━━━━━ DATASET ROWS
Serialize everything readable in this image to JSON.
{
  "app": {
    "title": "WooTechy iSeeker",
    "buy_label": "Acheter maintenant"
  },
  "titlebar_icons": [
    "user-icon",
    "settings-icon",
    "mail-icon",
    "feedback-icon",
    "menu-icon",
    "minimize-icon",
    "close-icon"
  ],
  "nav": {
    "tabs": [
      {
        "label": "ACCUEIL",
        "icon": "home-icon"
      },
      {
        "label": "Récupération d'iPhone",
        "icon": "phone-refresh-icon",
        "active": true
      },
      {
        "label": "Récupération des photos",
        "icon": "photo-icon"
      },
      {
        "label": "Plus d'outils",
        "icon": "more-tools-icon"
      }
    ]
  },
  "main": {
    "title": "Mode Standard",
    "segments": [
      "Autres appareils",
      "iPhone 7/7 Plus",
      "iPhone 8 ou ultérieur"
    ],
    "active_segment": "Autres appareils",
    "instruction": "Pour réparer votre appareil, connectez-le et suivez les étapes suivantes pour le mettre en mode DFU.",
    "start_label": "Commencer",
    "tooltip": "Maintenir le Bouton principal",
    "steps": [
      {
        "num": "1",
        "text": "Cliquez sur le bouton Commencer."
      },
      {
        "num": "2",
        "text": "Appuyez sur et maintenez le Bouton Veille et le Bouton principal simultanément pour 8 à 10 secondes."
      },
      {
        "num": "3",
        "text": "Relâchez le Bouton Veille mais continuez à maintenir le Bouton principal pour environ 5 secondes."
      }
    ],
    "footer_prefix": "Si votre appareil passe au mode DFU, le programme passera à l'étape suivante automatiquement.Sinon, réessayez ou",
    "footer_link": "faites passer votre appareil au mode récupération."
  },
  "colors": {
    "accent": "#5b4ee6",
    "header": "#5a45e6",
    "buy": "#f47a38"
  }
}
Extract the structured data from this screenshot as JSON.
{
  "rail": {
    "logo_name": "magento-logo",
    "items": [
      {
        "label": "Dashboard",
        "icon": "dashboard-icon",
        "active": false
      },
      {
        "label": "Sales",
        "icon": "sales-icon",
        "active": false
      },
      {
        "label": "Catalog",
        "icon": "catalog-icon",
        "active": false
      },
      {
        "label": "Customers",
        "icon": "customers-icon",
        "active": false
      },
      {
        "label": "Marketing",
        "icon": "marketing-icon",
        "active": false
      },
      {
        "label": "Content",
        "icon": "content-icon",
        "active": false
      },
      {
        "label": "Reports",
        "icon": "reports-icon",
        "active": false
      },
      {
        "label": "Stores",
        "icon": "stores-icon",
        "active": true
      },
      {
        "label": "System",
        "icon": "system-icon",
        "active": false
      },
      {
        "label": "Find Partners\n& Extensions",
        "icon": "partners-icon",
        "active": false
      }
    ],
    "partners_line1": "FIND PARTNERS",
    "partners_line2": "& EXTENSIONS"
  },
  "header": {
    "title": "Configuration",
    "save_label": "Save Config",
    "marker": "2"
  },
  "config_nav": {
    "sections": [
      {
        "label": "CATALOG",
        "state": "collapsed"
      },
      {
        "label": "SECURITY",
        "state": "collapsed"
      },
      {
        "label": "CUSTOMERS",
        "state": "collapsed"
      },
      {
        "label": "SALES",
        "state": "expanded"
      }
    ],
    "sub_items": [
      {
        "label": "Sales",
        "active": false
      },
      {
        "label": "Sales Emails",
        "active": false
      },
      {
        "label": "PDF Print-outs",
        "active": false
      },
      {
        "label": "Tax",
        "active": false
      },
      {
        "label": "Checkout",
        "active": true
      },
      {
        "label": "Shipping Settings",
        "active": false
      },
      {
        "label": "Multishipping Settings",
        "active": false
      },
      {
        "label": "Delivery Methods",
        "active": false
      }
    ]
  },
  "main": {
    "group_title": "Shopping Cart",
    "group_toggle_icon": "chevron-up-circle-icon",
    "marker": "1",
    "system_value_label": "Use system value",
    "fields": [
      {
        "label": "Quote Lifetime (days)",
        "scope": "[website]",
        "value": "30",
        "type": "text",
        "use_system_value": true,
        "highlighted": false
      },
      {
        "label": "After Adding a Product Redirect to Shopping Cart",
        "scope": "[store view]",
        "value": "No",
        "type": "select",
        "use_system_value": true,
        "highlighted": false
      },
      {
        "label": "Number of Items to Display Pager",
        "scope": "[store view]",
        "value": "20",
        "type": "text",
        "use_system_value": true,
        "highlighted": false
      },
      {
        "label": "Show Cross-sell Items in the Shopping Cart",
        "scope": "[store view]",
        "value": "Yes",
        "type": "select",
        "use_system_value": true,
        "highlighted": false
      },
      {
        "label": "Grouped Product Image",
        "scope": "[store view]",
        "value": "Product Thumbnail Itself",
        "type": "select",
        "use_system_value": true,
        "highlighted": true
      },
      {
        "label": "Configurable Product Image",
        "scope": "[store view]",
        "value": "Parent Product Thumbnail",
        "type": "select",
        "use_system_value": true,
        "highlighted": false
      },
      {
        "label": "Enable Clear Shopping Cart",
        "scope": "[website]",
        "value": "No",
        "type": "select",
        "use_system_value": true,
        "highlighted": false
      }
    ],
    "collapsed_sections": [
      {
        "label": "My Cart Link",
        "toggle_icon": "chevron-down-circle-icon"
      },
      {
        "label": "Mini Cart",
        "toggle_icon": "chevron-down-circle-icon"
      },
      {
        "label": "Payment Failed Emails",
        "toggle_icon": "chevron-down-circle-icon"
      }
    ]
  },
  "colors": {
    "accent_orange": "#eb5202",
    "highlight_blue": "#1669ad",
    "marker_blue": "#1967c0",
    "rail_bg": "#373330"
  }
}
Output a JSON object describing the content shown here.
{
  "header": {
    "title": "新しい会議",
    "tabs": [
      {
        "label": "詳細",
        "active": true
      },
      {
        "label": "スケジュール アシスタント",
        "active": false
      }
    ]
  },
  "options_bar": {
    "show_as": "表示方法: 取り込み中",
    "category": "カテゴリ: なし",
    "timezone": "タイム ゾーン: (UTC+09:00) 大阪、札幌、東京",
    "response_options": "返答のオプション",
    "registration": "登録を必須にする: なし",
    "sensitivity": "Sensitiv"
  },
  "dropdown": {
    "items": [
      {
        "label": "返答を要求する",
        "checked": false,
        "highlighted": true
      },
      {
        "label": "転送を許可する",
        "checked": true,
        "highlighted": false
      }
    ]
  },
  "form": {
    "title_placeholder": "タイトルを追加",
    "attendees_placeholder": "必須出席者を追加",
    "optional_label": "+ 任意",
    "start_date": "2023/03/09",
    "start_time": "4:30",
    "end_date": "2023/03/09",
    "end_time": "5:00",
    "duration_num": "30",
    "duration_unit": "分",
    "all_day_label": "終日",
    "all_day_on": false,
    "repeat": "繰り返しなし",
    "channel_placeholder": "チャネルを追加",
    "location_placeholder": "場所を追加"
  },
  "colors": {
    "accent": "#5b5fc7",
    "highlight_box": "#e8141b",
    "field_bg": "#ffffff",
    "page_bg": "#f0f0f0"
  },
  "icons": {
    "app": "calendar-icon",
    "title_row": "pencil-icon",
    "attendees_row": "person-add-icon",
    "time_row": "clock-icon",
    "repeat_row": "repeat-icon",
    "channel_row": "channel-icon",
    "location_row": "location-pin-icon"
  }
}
━━━━━━━━━━
- **TO BE DONE**: Every entry should be output exactly as written, please.

- **RESPONSE TO THE TASK**:
Serialize everything readable in this image to JSON.
{
  "app": {
    "title": "WooTechy iSeeker",
    "buy_label": "Acheter maintenant"
  },
  "titlebar_icons": [
    "user-icon",
    "settings-icon",
    "mail-icon",
    "feedback-icon",
    "menu-icon",
    "minimize-icon",
    "close-icon"
  ],
  "nav": {
    "tabs": [
      {
        "label": "ACCUEIL",
        "icon": "home-icon"
      },
      {
        "label": "Récupération d'iPhone",
        "icon": "phone-refresh-icon",
        "active": true
      },
      {
        "label": "Récupération des photos",
        "icon": "photo-icon"
      },
      {
        "label": "Plus d'outils",
        "icon": "more-tools-icon"
      }
    ]
  },
  "main": {
    "title": "Mode Standard",
    "segments": [
      "Autres appareils",
      "iPhone 7/7 Plus",
      "iPhone 8 ou ultérieur"
    ],
    "active_segment": "Autres appareils",
    "instruction": "Pour réparer votre appareil, connectez-le et suivez les étapes suivantes pour le mettre en mode DFU.",
    "start_label": "Commencer",
    "tooltip": "Maintenir le Bouton principal",
    "steps": [
      {
        "num": "1",
        "text": "Cliquez sur le bouton Commencer."
      },
      {
        "num": "2",
        "text": "Appuyez sur et maintenez le Bouton Veille et le Bouton principal simultanément pour 8 à 10 secondes."
      },
      {
        "num": "3",
        "text": "Relâchez le Bouton Veille mais continuez à maintenir le Bouton principal pour environ 5 secondes."
      }
    ],
    "footer_prefix": "Si votre appareil passe au mode DFU, le programme passera à l'étape suivante automatiquement.Sinon, réessayez ou",
    "footer_link": "faites passer votre appareil au mode récupération."
  },
  "colors": {
    "accent": "#5b4ee6",
    "header": "#5a45e6",
    "buy": "#f47a38"
  }
}
Extract the structured data from this screenshot as JSON.
{
  "rail": {
    "logo_name": "magento-logo",
    "items": [
      {
        "label": "Dashboard",
        "icon": "dashboard-icon",
        "active": false
      },
      {
        "label": "Sales",
        "icon": "sales-icon",
        "active": false
      },
      {
        "label": "Catalog",
        "icon": "catalog-icon",
        "active": false
      },
      {
        "label": "Customers",
        "icon": "customers-icon",
        "active": false
      },
      {
        "label": "Marketing",
        "icon": "marketing-icon",
        "active": false
      },
      {
        "label": "Content",
        "icon": "content-icon",
        "active": false
      },
      {
        "label": "Reports",
        "icon": "reports-icon",
        "active": false
      },
      {
        "label": "Stores",
        "icon": "stores-icon",
        "active": true
      },
      {
        "label": "System",
        "icon": "system-icon",
        "active": false
      },
      {
        "label": "Find Partners\n& Extensions",
        "icon": "partners-icon",
        "active": false
      }
    ],
    "partners_line1": "FIND PARTNERS",
    "partners_line2": "& EXTENSIONS"
  },
  "header": {
    "title": "Configuration",
    "save_label": "Save Config",
    "marker": "2"
  },
  "config_nav": {
    "sections": [
      {
        "label": "CATALOG",
        "state": "collapsed"
      },
      {
        "label": "SECURITY",
        "state": "collapsed"
      },
      {
        "label": "CUSTOMERS",
        "state": "collapsed"
      },
      {
        "label": "SALES",
        "state": "expanded"
      }
    ],
    "sub_items": [
      {
        "label": "Sales",
        "active": false
      },
      {
        "label": "Sales Emails",
        "active": false
      },
      {
        "label": "PDF Print-outs",
        "active": false
      },
      {
        "label": "Tax",
        "active": false
      },
      {
        "label": "Checkout",
        "active": true
      },
      {
        "label": "Shipping Settings",
        "active": false
      },
      {
        "label": "Multishipping Settings",
        "active": false
      },
      {
        "label": "Delivery Methods",
        "active": false
      }
    ]
  },
  "main": {
    "group_title": "Shopping Cart",
    "group_toggle_icon": "chevron-up-circle-icon",
    "marker": "1",
    "system_value_label": "Use system value",
    "fields": [
      {
        "label": "Quote Lifetime (days)",
        "scope": "[website]",
        "value": "30",
        "type": "text",
        "use_system_value": true,
        "highlighted": false
      },
      {
        "label": "After Adding a Product Redirect to Shopping Cart",
        "scope": "[store view]",
        "value": "No",
        "type": "select",
        "use_system_value": true,
        "highlighted": false
      },
      {
        "label": "Number of Items to Display Pager",
        "scope": "[store view]",
        "value": "20",
        "type": "text",
        "use_system_value": true,
        "highlighted": false
      },
      {
        "label": "Show Cross-sell Items in the Shopping Cart",
        "scope": "[store view]",
        "value": "Yes",
        "type": "select",
        "use_system_value": true,
        "highlighted": false
      },
      {
        "label": "Grouped Product Image",
        "scope": "[store view]",
        "value": "Product Thumbnail Itself",
        "type": "select",
        "use_system_value": true,
        "highlighted": true
      },
      {
        "label": "Configurable Product Image",
        "scope": "[store view]",
        "value": "Parent Product Thumbnail",
        "type": "select",
        "use_system_value": true,
        "highlighted": false
      },
      {
        "label": "Enable Clear Shopping Cart",
        "scope": "[website]",
        "value": "No",
        "type": "select",
        "use_system_value": true,
        "highlighted": false
      }
    ],
    "collapsed_sections": [
      {
        "label": "My Cart Link",
        "toggle_icon": "chevron-down-circle-icon"
      },
      {
        "label": "Mini Cart",
        "toggle_icon": "chevron-down-circle-icon"
      },
      {
        "label": "Payment Failed Emails",
        "toggle_icon": "chevron-down-circle-icon"
      }
    ]
  },
  "colors": {
    "accent_orange": "#eb5202",
    "highlight_blue": "#1669ad",
    "marker_blue": "#1967c0",
    "rail_bg": "#373330"
  }
}
Output a JSON object describing the content shown here.
{
  "header": {
    "title": "新しい会議",
    "tabs": [
      {
        "label": "詳細",
        "active": true
      },
      {
        "label": "スケジュール アシスタント",
        "active": false
      }
    ]
  },
  "options_bar": {
    "show_as": "表示方法: 取り込み中",
    "category": "カテゴリ: なし",
    "timezone": "タイム ゾーン: (UTC+09:00) 大阪、札幌、東京",
    "response_options": "返答のオプション",
    "registration": "登録を必須にする: なし",
    "sensitivity": "Sensitiv"
  },
  "dropdown": {
    "items": [
      {
        "label": "返答を要求する",
        "checked": false,
        "highlighted": true
      },
      {
        "label": "転送を許可する",
        "checked": true,
        "highlighted": false
      }
    ]
  },
  "form": {
    "title_placeholder": "タイトルを追加",
    "attendees_placeholder": "必須出席者を追加",
    "optional_label": "+ 任意",
    "start_date": "2023/03/09",
    "start_time": "4:30",
    "end_date": "2023/03/09",
    "end_time": "5:00",
    "duration_num": "30",
    "duration_unit": "分",
    "all_day_label": "終日",
    "all_day_on": false,
    "repeat": "繰り返しなし",
    "channel_placeholder": "チャネルを追加",
    "location_placeholder": "場所を追加"
  },
  "colors": {
    "accent": "#5b5fc7",
    "highlight_box": "#e8141b",
    "field_bg": "#ffffff",
    "page_bg": "#f0f0f0"
  },
  "icons": {
    "app": "calendar-icon",
    "title_row": "pencil-icon",
    "attendees_row": "person-add-icon",
    "time_row": "clock-icon",
    "repeat_row": "repeat-icon",
    "channel_row": "channel-icon",
    "location_row": "location-pin-icon"
  }
}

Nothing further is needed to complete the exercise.